■ **WHAT IS ASKED**:
Copy out all lines that hold "underlying".

■ **MATERIAL**:
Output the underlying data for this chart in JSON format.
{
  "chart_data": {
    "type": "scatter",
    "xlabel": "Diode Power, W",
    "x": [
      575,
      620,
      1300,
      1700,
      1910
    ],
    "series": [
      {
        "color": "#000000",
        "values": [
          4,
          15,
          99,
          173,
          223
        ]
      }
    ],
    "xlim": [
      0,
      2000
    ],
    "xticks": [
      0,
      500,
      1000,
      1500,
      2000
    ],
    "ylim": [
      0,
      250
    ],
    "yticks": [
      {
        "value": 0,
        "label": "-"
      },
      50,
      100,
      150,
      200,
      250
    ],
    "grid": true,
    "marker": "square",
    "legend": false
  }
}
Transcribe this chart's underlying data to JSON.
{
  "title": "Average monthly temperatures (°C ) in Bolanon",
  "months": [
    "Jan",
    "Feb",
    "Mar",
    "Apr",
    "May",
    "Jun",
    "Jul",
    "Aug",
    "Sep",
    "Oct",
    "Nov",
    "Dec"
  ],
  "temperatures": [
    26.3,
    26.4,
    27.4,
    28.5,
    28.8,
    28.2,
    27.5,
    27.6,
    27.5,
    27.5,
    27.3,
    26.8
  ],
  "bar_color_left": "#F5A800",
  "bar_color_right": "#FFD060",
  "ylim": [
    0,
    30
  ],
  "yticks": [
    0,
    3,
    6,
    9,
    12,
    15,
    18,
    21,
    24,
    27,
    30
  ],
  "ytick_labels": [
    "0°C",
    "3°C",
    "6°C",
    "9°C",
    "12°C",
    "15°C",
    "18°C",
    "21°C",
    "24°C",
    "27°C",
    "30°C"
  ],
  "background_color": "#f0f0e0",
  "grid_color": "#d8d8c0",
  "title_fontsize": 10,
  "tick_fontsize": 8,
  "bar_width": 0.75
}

■ **OUTPUT FOR THIS TASK**:
Output the underlying data for this chart in JSON format.
Transcribe this chart's underlying data to JSON.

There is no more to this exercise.